**Your instructions**
Output the data word for word, dropping every image.

####################

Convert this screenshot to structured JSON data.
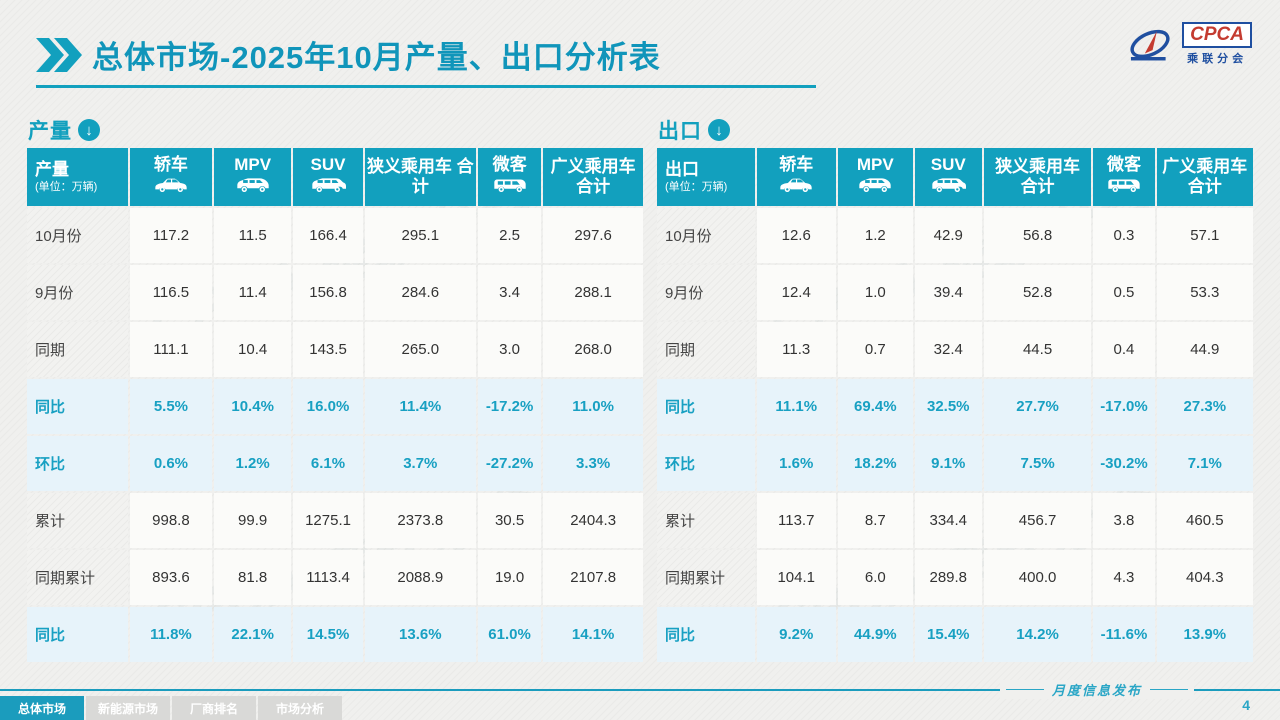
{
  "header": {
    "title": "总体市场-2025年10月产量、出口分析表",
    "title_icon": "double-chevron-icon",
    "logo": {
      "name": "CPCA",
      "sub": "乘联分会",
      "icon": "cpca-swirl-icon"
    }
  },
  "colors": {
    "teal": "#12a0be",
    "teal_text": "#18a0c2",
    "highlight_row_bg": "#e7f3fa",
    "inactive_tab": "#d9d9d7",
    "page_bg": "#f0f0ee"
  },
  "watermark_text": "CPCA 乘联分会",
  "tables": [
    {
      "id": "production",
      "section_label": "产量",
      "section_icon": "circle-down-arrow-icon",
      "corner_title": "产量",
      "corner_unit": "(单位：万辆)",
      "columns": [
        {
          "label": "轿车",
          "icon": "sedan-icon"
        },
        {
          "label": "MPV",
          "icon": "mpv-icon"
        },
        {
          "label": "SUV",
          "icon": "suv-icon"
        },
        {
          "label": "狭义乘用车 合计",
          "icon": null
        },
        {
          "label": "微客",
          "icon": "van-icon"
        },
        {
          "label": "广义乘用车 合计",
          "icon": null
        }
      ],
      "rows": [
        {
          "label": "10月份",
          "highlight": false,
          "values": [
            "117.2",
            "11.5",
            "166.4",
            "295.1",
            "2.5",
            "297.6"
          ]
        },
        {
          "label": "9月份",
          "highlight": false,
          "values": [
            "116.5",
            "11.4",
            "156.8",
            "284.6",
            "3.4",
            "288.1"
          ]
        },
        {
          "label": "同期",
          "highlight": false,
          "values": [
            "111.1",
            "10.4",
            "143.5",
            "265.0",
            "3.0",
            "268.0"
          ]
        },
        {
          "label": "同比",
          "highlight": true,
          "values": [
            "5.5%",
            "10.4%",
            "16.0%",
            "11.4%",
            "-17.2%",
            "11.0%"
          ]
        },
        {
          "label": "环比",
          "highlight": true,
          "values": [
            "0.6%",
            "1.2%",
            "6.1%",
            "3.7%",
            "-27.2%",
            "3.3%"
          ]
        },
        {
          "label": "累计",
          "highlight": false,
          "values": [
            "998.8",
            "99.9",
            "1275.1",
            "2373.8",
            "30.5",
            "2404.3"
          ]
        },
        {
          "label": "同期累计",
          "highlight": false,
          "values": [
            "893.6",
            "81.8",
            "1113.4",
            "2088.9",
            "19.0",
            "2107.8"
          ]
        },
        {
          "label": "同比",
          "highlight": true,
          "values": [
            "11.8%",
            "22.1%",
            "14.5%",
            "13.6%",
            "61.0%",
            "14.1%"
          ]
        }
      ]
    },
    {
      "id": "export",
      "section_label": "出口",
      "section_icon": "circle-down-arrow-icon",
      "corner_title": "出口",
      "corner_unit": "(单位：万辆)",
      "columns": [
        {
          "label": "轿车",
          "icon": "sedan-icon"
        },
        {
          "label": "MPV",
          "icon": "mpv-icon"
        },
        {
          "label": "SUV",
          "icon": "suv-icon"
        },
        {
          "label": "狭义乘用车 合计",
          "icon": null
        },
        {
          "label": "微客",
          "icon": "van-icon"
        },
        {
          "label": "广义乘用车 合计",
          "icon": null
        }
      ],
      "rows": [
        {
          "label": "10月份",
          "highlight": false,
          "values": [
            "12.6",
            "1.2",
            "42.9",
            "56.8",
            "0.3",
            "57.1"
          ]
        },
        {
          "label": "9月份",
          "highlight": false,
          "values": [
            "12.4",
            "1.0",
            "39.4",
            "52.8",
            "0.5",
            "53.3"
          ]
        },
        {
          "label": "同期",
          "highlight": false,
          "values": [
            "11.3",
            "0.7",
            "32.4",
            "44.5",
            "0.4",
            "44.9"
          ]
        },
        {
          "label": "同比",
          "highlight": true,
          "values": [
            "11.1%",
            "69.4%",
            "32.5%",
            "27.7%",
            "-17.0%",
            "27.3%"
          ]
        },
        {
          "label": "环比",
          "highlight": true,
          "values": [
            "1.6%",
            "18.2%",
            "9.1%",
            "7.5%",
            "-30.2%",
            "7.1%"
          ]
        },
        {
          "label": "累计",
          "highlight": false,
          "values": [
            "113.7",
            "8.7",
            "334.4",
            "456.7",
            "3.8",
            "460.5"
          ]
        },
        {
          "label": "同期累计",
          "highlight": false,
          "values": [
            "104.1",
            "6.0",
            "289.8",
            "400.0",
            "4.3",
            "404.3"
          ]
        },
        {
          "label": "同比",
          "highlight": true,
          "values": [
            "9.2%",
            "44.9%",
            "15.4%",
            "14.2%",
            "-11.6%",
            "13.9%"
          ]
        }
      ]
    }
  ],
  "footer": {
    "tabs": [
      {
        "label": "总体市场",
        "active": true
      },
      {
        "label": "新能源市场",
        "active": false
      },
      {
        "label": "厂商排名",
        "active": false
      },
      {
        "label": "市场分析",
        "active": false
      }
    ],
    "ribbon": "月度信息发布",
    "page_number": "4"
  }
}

####################

**Output for this task**
Convert this screenshot to structured JSON data.
{
  "header": {
    "title": "总体市场-2025年10月产量、出口分析表",
    "title_icon": "double-chevron-icon",
    "logo": {
      "name": "CPCA",
      "sub": "乘联分会",
      "icon": "cpca-swirl-icon"
    }
  },
  "colors": {
    "teal": "#12a0be",
    "teal_text": "#18a0c2",
    "highlight_row_bg": "#e7f3fa",
    "inactive_tab": "#d9d9d7",
    "page_bg": "#f0f0ee"
  },
  "watermark_text": "CPCA 乘联分会",
  "tables": [
    {
      "id": "production",
      "section_label": "产量",
      "section_icon": "circle-down-arrow-icon",
      "corner_title": "产量",
      "corner_unit": "(单位：万辆)",
      "columns": [
        {
          "label": "轿车",
          "icon": "sedan-icon"
        },
        {
          "label": "MPV",
          "icon": "mpv-icon"
        },
        {
          "label": "SUV",
          "icon": "suv-icon"
        },
        {
          "label": "狭义乘用车 合计",
          "icon": null
        },
        {
          "label": "微客",
          "icon": "van-icon"
        },
        {
          "label": "广义乘用车 合计",
          "icon": null
        }
      ],
      "rows": [
        {
          "label": "10月份",
          "highlight": false,
          "values": [
            "117.2",
            "11.5",
            "166.4",
            "295.1",
            "2.5",
            "297.6"
          ]
        },
        {
          "label": "9月份",
          "highlight": false,
          "values": [
            "116.5",
            "11.4",
            "156.8",
            "284.6",
            "3.4",
            "288.1"
          ]
        },
        {
          "label": "同期",
          "highlight": false,
          "values": [
            "111.1",
            "10.4",
            "143.5",
            "265.0",
            "3.0",
            "268.0"
          ]
        },
        {
          "label": "同比",
          "highlight": true,
          "values": [
            "5.5%",
            "10.4%",
            "16.0%",
            "11.4%",
            "-17.2%",
            "11.0%"
          ]
        },
        {
          "label": "环比",
          "highlight": true,
          "values": [
            "0.6%",
            "1.2%",
            "6.1%",
            "3.7%",
            "-27.2%",
            "3.3%"
          ]
        },
        {
          "label": "累计",
          "highlight": false,
          "values": [
            "998.8",
            "99.9",
            "1275.1",
            "2373.8",
            "30.5",
            "2404.3"
          ]
        },
        {
          "label": "同期累计",
          "highlight": false,
          "values": [
            "893.6",
            "81.8",
            "1113.4",
            "2088.9",
            "19.0",
            "2107.8"
          ]
        },
        {
          "label": "同比",
          "highlight": true,
          "values": [
            "11.8%",
            "22.1%",
            "14.5%",
            "13.6%",
            "61.0%",
            "14.1%"
          ]
        }
      ]
    },
    {
      "id": "export",
      "section_label": "出口",
      "section_icon": "circle-down-arrow-icon",
      "corner_title": "出口",
      "corner_unit": "(单位：万辆)",
      "columns": [
        {
          "label": "轿车",
          "icon": "sedan-icon"
        },
        {
          "label": "MPV",
          "icon": "mpv-icon"
        },
        {
          "label": "SUV",
          "icon": "suv-icon"
        },
        {
          "label": "狭义乘用车 合计",
          "icon": null
        },
        {
          "label": "微客",
          "icon": "van-icon"
        },
        {
          "label": "广义乘用车 合计",
          "icon": null
        }
      ],
      "rows": [
        {
          "label": "10月份",
          "highlight": false,
          "values": [
            "12.6",
            "1.2",
            "42.9",
            "56.8",
            "0.3",
            "57.1"
          ]
        },
        {
          "label": "9月份",
          "highlight": false,
          "values": [
            "12.4",
            "1.0",
            "39.4",
            "52.8",
            "0.5",
            "53.3"
          ]
        },
        {
          "label": "同期",
          "highlight": false,
          "values": [
            "11.3",
            "0.7",
            "32.4",
            "44.5",
            "0.4",
            "44.9"
          ]
        },
        {
          "label": "同比",
          "highlight": true,
          "values": [
            "11.1%",
            "69.4%",
            "32.5%",
            "27.7%",
            "-17.0%",
            "27.3%"
          ]
        },
        {
          "label": "环比",
          "highlight": true,
          "values": [
            "1.6%",
            "18.2%",
            "9.1%",
            "7.5%",
            "-30.2%",
            "7.1%"
          ]
        },
        {
          "label": "累计",
          "highlight": false,
          "values": [
            "113.7",
            "8.7",
            "334.4",
            "456.7",
            "3.8",
            "460.5"
          ]
        },
        {
          "label": "同期累计",
          "highlight": false,
          "values": [
            "104.1",
            "6.0",
            "289.8",
            "400.0",
            "4.3",
            "404.3"
          ]
        },
        {
          "label": "同比",
          "highlight": true,
          "values": [
            "9.2%",
            "44.9%",
            "15.4%",
            "14.2%",
            "-11.6%",
            "13.9%"
          ]
        }
      ]
    }
  ],
  "footer": {
    "tabs": [
      {
        "label": "总体市场",
        "active": true
      },
      {
        "label": "新能源市场",
        "active": false
      },
      {
        "label": "厂商排名",
        "active": false
      },
      {
        "label": "市场分析",
        "active": false
      }
    ],
    "ribbon": "月度信息发布",
    "page_number": "4"
  }
}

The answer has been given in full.